__ACTIVITIES__
(a) List every city mentioned in the fund commentary.
(b) Reproduce a passage of the fund commentary word for word, starting at the words "Thomas also thinks" and stopping after the words "(know how) manufacturing.".

__EXCERPTED TEXT__
------------------------------------------------------------

He reasons that member states of the EU are also members of the World Trade Organisation, which means the UK can trade on under preferential trade agreements even if it is a hard Brexit.
According to figure the manager obtained from HMRC, the value of goods imported to the UK from the EU exceeded the value that is exported to the EU by £85bn last year.
“Corporate vested interests will speak loud within the Union as jobs will be at risk if draconian measures are taken,” he said.
“One thing that we believe will not stop is those secular growth trends extant in the world economy that we have commented on in many past reports.”
Another concern UK investors face is whether interest rates continue to fall and turn negative, which has already happened in Germany and Japan.
Thomas says negative interest rates are unlikely to have much of an impact on today’s continual low-growth, low inflation environment and explains that companies simply have to adapt their strategies.
“AutoTrader, which we have held since their initial public offering, stopped printing in 2013 and moved fully online,” he reasoned.
“They have a dominant position in their industry, like Rightmove has in property – another of our holdings.
“But it is not just AutoTrader being a popular interface between car dealers and the car buyers, it is the potential of the company to take a greater percentage of the commission pool or revenues as the industry automates more through the use of big data it accumulates.”
Another example of technological advancement which has led to dominating a market area, according to the manager, is the success of companies such as Uber and Lyft.
According to his research, the number of traditional yellow taxi rides in New York since 2014 has halved due to the use of e-commerce increasing competition in the market space.
Thomas also thinks there is much further to run in the automobile and e-commerce sector of the UK market. For instance, he says Uber and Volvo are set to pioneer an autonomous taxi fleet in Pittsburgh and Ford aims to build its first mass-market driverless car by 2021.
“The technology is advancing fast. NVIDIA, an American semiconductor design company, is working with Volvo and their ‘Drive Me’ autonomous vehicle programme. They have configured a new system on a microchip, using processing cores developed by themselves and UK-based ARM Holdings that can process up to 24 trillion deep learning operations per second,” the manager said.
“As a percentage of gross domestic product, UK global goods exports are heavily concentrated in the research & development (knowledge) heavy and high skill (know how) manufacturing.
“Mechanical machinery, cars, medicines and pharmaceuticals, electrical machinery, aircraft, miscellaneous and scientific machinery account for 50 per cent of the total.”
While many investors typically turn to the US for technology exposure, Thomas says the UK service economy is becoming increasingly complex and interconnected.
For instance, he points out that London has its own ‘Silicon Roundabout’ in Old Street, which he says is a “boom area” for information technology given its readily available workforce and high level of creativity.
“We have often reiterated our overriding investment mantra in these reports that ‘things will not necessarily become better or worse, but will become different’,” Thomas concluded.
“In terms of goods traded, as James Dyson espoused through the referendum debate (if you can call it that) – his eponymous company exports 81 per cent to the rest of the world which is far more than the 19 per cent exported to Europe – “We’re number one in Germany and France – but it’s small and the real growing and exciting markets are outside Europe.””
Over Thomas’s 14-year tenure as manager of AXA Framlington Select UK Opportunities, the fund has returned 335.68 per cent, compared to its sector average and benchmark’s respective returns of 200.41 and 208.86 per cent.
Performance of fund vs sector and benchmark under Thomas
Source: FE Analytics
The £3.7bn fund has a clean ongoing charges figure of 0.93 per cent and yields 2.15 per cent.

------------------------------------------------------------

__MATERIAL SHOWN__
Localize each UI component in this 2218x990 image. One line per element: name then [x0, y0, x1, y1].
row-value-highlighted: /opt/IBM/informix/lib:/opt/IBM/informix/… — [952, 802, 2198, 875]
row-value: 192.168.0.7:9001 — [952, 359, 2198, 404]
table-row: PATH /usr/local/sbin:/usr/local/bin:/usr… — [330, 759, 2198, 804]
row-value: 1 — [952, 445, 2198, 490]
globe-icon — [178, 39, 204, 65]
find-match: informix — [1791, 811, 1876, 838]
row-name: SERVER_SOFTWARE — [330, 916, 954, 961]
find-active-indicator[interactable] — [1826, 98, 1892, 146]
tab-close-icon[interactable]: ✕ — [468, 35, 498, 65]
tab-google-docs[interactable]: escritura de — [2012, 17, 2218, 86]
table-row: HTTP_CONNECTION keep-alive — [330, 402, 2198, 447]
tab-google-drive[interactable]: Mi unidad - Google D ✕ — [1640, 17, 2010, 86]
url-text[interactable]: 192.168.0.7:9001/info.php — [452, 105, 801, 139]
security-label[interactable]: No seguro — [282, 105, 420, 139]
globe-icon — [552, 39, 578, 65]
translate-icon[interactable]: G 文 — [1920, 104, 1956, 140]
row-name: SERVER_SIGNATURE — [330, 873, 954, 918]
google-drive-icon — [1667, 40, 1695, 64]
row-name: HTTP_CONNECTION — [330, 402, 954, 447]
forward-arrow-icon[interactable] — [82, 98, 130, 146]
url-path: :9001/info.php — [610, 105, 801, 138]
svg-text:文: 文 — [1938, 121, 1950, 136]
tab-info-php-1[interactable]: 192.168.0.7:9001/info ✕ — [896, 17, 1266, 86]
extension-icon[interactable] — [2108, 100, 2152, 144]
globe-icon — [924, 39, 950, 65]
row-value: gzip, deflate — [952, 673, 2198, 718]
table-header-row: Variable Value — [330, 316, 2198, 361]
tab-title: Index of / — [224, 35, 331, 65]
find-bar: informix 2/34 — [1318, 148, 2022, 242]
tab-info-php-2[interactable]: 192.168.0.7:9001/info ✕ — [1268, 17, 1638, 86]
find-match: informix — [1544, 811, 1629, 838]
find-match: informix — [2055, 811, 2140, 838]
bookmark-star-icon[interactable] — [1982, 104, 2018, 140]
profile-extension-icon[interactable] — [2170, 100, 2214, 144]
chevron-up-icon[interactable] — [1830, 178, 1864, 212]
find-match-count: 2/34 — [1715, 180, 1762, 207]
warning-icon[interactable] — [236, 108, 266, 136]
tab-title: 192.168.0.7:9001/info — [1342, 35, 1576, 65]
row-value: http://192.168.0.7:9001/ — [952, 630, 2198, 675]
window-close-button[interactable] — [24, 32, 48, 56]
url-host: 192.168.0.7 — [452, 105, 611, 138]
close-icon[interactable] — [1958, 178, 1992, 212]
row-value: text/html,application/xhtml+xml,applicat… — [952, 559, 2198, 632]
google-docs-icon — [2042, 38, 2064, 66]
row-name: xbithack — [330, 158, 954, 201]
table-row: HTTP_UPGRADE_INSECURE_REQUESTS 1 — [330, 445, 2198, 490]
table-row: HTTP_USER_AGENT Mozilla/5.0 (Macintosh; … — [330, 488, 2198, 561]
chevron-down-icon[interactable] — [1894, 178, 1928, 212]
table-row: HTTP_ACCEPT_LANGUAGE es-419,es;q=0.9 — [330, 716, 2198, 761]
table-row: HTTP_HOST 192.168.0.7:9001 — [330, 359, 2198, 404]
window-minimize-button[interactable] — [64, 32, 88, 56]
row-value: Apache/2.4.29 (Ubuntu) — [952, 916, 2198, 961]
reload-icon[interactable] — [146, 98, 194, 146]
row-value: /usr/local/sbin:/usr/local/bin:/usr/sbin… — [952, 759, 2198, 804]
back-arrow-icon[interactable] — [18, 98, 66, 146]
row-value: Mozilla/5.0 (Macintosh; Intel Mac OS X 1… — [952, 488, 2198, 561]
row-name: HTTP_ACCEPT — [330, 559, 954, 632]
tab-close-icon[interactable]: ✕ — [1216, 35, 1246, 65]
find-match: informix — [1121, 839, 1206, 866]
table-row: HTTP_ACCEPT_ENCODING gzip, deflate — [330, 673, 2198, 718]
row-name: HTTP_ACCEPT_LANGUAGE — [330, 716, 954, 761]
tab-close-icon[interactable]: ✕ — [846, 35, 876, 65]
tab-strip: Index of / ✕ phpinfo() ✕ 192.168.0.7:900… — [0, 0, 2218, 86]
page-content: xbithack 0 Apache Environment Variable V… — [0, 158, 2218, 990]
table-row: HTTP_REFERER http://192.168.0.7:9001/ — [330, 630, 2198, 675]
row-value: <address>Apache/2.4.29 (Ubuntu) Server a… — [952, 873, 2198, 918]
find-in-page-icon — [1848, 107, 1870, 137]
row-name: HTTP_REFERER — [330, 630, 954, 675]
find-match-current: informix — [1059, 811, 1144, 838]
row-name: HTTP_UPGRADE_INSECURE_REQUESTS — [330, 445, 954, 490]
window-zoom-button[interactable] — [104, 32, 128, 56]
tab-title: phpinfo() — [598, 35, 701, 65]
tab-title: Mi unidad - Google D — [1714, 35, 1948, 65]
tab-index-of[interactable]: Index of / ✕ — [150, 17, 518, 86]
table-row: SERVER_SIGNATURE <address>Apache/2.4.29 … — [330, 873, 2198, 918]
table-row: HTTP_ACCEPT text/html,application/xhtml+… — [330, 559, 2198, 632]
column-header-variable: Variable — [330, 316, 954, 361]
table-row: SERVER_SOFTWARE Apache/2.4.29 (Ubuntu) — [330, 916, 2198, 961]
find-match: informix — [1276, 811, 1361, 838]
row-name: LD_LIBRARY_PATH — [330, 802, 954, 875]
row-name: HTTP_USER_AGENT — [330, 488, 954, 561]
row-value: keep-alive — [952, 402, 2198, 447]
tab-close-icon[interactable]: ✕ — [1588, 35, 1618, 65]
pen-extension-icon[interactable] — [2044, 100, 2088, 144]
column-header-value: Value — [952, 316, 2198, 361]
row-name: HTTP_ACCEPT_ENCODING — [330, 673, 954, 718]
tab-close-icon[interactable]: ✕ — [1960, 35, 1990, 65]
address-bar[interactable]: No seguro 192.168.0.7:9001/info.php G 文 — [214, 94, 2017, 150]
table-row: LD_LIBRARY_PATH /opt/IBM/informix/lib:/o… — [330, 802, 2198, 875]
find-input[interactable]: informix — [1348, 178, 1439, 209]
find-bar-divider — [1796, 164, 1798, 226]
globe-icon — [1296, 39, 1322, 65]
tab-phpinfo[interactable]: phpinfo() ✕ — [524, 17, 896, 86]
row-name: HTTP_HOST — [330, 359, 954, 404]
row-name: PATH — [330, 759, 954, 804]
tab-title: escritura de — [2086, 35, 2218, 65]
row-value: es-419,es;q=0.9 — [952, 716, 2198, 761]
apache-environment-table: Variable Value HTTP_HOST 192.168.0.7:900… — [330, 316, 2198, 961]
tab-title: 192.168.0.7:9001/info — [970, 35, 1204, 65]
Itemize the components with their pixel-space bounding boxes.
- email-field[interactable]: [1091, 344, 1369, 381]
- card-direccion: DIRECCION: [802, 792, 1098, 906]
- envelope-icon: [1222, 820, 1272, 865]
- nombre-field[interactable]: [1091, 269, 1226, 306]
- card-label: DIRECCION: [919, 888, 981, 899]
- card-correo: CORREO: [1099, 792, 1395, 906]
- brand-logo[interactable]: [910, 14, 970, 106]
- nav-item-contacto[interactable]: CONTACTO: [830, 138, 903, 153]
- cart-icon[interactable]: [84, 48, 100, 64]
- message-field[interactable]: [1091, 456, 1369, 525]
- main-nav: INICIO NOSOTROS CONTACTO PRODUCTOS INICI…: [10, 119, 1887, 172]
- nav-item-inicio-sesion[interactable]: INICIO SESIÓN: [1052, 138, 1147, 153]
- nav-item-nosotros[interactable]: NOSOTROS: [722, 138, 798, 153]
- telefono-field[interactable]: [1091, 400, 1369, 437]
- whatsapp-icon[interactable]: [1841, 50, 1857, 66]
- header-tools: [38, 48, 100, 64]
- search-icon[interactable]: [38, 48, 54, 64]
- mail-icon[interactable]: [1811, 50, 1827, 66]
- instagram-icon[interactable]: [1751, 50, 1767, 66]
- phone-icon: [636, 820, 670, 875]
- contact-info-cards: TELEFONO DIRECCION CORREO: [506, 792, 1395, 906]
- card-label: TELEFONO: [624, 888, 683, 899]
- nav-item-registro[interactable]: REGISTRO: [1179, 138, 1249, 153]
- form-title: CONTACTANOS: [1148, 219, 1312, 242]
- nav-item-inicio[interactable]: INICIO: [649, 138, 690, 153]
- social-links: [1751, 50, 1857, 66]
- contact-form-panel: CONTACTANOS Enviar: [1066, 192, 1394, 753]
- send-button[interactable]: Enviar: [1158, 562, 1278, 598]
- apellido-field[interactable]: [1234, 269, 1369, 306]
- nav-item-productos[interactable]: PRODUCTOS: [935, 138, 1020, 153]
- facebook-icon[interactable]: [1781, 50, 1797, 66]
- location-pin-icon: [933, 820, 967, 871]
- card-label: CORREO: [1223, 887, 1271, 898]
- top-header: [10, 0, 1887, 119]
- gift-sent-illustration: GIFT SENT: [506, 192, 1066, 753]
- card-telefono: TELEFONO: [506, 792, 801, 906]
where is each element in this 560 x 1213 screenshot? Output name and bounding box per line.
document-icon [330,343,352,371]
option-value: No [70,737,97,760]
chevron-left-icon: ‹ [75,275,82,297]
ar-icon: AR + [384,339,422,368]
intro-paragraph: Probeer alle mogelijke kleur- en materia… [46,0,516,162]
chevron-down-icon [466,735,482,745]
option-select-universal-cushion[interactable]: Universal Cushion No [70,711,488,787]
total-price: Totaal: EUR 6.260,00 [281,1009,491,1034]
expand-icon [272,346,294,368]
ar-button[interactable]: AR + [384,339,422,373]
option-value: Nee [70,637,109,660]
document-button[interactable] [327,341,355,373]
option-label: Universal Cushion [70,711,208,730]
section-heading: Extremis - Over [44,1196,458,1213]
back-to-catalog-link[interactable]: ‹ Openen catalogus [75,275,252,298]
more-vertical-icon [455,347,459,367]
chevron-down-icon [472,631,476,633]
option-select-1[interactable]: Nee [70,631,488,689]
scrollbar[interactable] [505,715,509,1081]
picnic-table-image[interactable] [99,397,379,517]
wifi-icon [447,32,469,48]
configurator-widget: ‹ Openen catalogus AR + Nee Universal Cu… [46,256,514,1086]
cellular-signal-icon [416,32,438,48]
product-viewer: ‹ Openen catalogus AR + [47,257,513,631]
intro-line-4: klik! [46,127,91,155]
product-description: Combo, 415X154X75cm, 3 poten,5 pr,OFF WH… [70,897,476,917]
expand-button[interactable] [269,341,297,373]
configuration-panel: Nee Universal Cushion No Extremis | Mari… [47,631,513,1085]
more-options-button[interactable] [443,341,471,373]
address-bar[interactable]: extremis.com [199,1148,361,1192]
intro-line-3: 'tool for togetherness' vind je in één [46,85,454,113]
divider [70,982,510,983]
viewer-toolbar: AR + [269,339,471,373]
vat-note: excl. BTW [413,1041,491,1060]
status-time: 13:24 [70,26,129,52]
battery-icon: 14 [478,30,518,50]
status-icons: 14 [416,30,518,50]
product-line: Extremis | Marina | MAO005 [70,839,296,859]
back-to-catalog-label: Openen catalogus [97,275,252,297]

------------------------------------------------------------

__NUMBERED ANSWERS__
(a) New York, Pittsburgh, London

(b)
Thomas also thinks there is much further to run in the automobile and e-commerce sector of the UK market. For instance, he says Uber and Volvo are set to pioneer an autonomous taxi fleet in Pittsburgh and Ford aims to build its first mass-market driverless car by 2021.
“The technology is advancing fast. NVIDIA, an American semiconductor design company, is working with Volvo and their ‘Drive Me’ autonomous vehicle programme. They have configured a new system on a microchip, using processing cores developed by themselves and UK-based ARM Holdings that can process up to 24 trillion deep learning operations per second,” the manager said.
“As a percentage of gross domestic product, UK global goods exports are heavily concentrated in the research & development (knowledge) heavy and high skill (know how) manufacturing.